* WHAT IS BEING ASKED:
Scan the records below. List lines holding "Sensitive".
╭─ GIVEN RECORDS
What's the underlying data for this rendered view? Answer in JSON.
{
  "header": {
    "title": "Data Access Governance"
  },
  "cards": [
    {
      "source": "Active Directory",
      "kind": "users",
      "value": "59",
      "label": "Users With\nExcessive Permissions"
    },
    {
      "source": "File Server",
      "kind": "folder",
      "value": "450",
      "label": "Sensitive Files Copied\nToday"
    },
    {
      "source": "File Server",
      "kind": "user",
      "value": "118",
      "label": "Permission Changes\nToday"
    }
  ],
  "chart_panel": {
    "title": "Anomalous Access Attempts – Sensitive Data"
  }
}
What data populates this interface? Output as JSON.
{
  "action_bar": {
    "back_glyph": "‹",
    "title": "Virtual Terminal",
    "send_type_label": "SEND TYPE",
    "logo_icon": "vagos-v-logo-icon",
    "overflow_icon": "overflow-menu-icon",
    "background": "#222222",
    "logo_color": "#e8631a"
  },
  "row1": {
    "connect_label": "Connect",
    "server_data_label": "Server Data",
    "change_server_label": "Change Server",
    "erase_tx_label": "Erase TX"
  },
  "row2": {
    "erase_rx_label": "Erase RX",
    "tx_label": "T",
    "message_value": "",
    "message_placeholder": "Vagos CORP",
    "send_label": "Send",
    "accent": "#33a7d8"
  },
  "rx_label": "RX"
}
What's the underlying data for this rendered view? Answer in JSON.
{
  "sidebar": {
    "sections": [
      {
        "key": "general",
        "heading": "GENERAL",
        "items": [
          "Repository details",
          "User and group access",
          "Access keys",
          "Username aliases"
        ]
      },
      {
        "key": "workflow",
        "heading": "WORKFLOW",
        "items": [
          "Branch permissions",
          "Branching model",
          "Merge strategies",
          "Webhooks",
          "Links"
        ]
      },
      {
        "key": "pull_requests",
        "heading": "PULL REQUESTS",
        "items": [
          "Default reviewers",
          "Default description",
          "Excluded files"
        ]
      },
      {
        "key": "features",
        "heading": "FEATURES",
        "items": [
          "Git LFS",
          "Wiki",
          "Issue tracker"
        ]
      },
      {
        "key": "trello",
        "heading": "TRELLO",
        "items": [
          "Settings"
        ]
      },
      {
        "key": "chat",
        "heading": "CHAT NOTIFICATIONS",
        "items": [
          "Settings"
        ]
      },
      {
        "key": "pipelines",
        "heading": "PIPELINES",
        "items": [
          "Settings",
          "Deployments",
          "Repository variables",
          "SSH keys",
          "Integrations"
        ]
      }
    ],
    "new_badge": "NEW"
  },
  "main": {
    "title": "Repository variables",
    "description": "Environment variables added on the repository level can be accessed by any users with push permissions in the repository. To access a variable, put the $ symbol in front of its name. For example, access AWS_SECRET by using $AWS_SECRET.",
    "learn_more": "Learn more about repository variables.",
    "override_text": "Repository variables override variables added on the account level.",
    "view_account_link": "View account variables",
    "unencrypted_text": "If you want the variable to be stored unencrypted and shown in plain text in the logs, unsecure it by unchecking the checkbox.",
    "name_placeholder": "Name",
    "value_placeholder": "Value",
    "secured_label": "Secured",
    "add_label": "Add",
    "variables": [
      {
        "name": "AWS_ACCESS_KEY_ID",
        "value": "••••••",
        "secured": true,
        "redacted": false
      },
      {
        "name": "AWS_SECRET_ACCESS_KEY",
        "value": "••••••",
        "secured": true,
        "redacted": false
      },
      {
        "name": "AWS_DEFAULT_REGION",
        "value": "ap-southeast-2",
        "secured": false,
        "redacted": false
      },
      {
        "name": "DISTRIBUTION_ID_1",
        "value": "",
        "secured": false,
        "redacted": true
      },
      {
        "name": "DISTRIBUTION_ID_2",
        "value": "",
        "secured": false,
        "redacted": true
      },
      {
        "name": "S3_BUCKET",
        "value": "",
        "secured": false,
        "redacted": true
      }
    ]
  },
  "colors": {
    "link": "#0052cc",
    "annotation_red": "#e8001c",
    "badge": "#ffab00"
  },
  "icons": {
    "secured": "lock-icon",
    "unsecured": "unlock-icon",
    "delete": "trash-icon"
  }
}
╰─
* SOLUTION:
      "label": "Sensitive Files Copied\nToday"
    "title": "Anomalous Access Attempts – Sensitive Data"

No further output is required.